== Records shown ==

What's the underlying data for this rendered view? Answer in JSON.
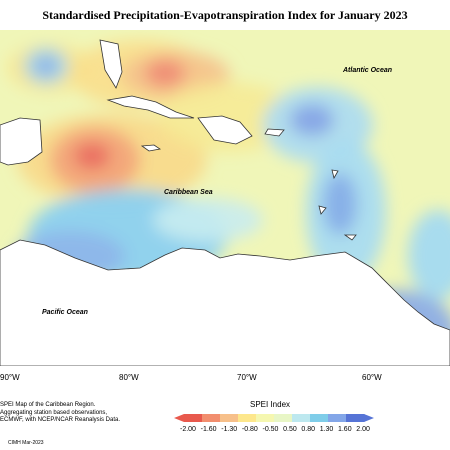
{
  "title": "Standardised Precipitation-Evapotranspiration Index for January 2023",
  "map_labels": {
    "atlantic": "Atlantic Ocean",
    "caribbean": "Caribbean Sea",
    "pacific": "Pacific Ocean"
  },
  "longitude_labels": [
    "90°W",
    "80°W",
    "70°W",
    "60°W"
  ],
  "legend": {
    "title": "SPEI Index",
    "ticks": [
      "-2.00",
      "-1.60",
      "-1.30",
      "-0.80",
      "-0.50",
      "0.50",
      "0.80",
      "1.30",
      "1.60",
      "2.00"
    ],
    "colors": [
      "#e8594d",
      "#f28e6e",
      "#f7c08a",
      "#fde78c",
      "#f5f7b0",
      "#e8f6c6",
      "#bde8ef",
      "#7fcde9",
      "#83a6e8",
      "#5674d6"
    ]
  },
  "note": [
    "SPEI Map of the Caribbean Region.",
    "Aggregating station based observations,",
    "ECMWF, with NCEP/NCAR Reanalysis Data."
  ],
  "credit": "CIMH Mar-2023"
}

== Brief ==
What is the number of lines above that contain the string "title"? Answer with the number alone.

== Task result ==
2